## Aim
Each line of the material must be returned exactly.

*** Data entries ***

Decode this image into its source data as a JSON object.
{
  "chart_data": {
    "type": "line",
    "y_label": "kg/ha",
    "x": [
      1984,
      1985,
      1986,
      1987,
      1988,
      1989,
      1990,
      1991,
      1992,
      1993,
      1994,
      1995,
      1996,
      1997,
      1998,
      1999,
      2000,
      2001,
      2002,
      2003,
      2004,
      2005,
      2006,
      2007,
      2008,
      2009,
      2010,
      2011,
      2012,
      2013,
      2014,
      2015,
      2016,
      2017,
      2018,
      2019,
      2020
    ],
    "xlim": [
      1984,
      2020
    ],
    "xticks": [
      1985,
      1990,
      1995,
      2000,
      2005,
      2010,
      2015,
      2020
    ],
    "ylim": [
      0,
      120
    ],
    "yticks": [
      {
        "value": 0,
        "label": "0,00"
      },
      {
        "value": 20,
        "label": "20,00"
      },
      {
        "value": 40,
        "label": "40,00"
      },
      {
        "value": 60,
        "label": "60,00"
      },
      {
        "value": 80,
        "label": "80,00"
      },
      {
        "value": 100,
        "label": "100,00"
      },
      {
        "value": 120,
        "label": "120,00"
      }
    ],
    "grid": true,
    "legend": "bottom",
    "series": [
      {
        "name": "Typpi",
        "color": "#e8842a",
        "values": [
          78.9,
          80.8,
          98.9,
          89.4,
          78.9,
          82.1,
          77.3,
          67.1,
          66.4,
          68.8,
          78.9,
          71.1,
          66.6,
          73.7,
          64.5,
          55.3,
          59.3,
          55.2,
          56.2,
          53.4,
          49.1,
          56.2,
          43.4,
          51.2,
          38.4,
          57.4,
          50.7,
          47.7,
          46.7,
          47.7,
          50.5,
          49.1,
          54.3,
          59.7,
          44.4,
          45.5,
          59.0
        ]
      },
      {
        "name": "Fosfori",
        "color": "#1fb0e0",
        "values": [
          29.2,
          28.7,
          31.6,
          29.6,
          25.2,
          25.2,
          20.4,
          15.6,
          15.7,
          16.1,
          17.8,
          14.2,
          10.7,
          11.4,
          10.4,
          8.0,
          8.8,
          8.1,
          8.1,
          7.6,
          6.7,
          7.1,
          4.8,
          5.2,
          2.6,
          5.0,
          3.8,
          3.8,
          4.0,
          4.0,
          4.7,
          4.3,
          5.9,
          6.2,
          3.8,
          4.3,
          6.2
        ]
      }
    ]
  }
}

***

## Answer for this exercise
Decode this image into its source data as a JSON object.
{
  "chart_data": {
    "type": "line",
    "y_label": "kg/ha",
    "x": [
      1984,
      1985,
      1986,
      1987,
      1988,
      1989,
      1990,
      1991,
      1992,
      1993,
      1994,
      1995,
      1996,
      1997,
      1998,
      1999,
      2000,
      2001,
      2002,
      2003,
      2004,
      2005,
      2006,
      2007,
      2008,
      2009,
      2010,
      2011,
      2012,
      2013,
      2014,
      2015,
      2016,
      2017,
      2018,
      2019,
      2020
    ],
    "xlim": [
      1984,
      2020
    ],
    "xticks": [
      1985,
      1990,
      1995,
      2000,
      2005,
      2010,
      2015,
      2020
    ],
    "ylim": [
      0,
      120
    ],
    "yticks": [
      {
        "value": 0,
        "label": "0,00"
      },
      {
        "value": 20,
        "label": "20,00"
      },
      {
        "value": 40,
        "label": "40,00"
      },
      {
        "value": 60,
        "label": "60,00"
      },
      {
        "value": 80,
        "label": "80,00"
      },
      {
        "value": 100,
        "label": "100,00"
      },
      {
        "value": 120,
        "label": "120,00"
      }
    ],
    "grid": true,
    "legend": "bottom",
    "series": [
      {
        "name": "Typpi",
        "color": "#e8842a",
        "values": [
          78.9,
          80.8,
          98.9,
          89.4,
          78.9,
          82.1,
          77.3,
          67.1,
          66.4,
          68.8,
          78.9,
          71.1,
          66.6,
          73.7,
          64.5,
          55.3,
          59.3,
          55.2,
          56.2,
          53.4,
          49.1,
          56.2,
          43.4,
          51.2,
          38.4,
          57.4,
          50.7,
          47.7,
          46.7,
          47.7,
          50.5,
          49.1,
          54.3,
          59.7,
          44.4,
          45.5,
          59.0
        ]
      },
      {
        "name": "Fosfori",
        "color": "#1fb0e0",
        "values": [
          29.2,
          28.7,
          31.6,
          29.6,
          25.2,
          25.2,
          20.4,
          15.6,
          15.7,
          16.1,
          17.8,
          14.2,
          10.7,
          11.4,
          10.4,
          8.0,
          8.8,
          8.1,
          8.1,
          7.6,
          6.7,
          7.1,
          4.8,
          5.2,
          2.6,
          5.0,
          3.8,
          3.8,
          4.0,
          4.0,
          4.7,
          4.3,
          5.9,
          6.2,
          3.8,
          4.3,
          6.2
        ]
      }
    ]
  }
}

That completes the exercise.